> [TEXTO DE ESTUDIO]:
------
REVISIONES GERIÁTRICAS EN PERROS Y GATOS

¿Revisiones geriátricas? Al igual que las personas, nuestras mascotas envejecen con el paso del tiempo, y es más frecuente que puedan desarrollar enfermedades que puedan disminuir su calidad de vida o producir la muerte.

La mejora de la medicina veterinaria y la implicación de los propietarios han permitido aumentar la esperanza de vida de los animales.

Por eso es importante realizar revisiones periódicas a nuestros animales, sobre todo a partir de los 10 años en gatos y perros de razas pequeñas, 7 años en perros de razas grandes y 5-6 años en razas de perros gigantes para así detectar posibles enfermedades a tiempo.

La detección precoz de las enfermedades relacionadas con el envejecimiento nos permite diagnosticar los problemas a tiempo y poner soluciones y tratamientos, ya que hay enfermedades que cuando desarrollan los primeros signos clínicos, ya es tarde para revertir el problema.

Un paciente geriátrico normalmente no sufre una sola afección, pero las enfermedades más frecuentemente detectadas son los tumores, las enfermedades renales, las osteoartrosis y las afecciones bucodentales.

Las revisiones geriátricas se recomienda hacerlas con una periodicidad anual.

Estas revisiones constan de una anamnesis (encuesta e historia clínica), una exploración física, de una analítica sanguínea completa y orina y otras pruebas complementarias (radiografías, ecografías, electrocardiogramas …).

En la anamnesis el veterinario preguntará al propietario para antecedentes clínicos destacables y cambios que hayan detectado en su comportamiento, hábitos alimenticios, fatiga, o problemas urinarios, intestinales o respiratorios.
------
> [PROBLEMA POR RESOLVER]: Traduzca al inglés esta oración del texto sobre las revisiones geriátricas: "Las revisiones geriátricas se recomienda hacerlas con una periodicidad anual." Los registros constituyen un material aparte, independiente del texto.
------
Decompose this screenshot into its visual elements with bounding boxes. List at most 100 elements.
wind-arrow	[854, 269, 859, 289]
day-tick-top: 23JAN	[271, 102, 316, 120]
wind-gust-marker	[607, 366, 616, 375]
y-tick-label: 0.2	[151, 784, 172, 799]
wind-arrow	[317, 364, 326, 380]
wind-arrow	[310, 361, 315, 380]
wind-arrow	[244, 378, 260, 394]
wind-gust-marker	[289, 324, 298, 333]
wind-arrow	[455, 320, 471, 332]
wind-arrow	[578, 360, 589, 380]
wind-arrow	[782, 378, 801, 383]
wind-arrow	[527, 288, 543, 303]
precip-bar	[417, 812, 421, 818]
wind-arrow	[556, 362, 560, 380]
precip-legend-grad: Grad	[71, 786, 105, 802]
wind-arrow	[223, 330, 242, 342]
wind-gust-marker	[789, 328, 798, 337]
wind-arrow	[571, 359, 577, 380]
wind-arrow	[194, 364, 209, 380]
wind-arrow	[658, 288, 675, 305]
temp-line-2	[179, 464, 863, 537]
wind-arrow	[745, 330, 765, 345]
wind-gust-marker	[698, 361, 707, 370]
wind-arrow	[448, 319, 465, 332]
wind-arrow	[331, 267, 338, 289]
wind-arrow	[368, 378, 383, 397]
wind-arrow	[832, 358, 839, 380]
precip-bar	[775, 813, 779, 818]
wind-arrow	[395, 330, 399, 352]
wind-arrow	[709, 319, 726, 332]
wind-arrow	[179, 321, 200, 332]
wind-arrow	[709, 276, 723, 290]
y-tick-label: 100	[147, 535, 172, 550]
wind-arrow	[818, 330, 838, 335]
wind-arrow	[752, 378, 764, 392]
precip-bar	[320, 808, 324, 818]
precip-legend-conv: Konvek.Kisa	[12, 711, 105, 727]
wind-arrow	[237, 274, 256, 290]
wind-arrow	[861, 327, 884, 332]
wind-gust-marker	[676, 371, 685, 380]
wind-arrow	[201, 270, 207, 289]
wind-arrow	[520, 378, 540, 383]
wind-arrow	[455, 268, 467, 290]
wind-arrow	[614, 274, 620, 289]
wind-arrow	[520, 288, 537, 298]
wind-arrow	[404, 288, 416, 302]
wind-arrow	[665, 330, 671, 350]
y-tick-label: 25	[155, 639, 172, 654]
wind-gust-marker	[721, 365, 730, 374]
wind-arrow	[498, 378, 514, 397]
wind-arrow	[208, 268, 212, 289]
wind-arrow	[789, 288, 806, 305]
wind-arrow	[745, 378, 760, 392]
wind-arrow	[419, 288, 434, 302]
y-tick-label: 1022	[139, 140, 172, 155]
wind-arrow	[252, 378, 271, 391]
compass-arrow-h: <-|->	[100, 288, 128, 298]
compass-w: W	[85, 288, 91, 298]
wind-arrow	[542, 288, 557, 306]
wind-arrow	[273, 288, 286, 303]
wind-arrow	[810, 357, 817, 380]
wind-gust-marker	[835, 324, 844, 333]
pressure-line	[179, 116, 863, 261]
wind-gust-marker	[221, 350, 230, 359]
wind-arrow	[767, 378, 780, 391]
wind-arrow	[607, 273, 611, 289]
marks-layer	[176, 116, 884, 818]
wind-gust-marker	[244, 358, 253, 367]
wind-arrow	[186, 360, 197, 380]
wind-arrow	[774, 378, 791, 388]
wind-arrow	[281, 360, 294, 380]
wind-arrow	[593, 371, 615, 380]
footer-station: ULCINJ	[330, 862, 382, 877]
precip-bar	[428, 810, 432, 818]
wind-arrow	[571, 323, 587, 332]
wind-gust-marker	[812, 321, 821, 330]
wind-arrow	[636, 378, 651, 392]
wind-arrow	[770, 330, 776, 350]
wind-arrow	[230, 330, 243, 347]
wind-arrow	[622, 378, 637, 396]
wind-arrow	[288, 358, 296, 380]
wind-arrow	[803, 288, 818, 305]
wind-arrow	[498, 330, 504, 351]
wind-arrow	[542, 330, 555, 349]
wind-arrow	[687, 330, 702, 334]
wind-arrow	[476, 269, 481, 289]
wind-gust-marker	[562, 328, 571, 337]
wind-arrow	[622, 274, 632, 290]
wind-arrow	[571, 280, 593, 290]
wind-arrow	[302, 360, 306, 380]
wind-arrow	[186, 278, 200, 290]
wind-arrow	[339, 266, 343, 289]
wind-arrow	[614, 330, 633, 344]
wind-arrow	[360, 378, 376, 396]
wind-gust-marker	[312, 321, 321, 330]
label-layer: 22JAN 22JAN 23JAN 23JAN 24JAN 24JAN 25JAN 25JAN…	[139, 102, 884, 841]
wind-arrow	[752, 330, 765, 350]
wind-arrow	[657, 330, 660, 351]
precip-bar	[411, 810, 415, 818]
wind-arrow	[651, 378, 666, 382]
------
> [RESULTADO DEL EJERCICIO]: It is recommended that geriatric checkups be carried out once a year.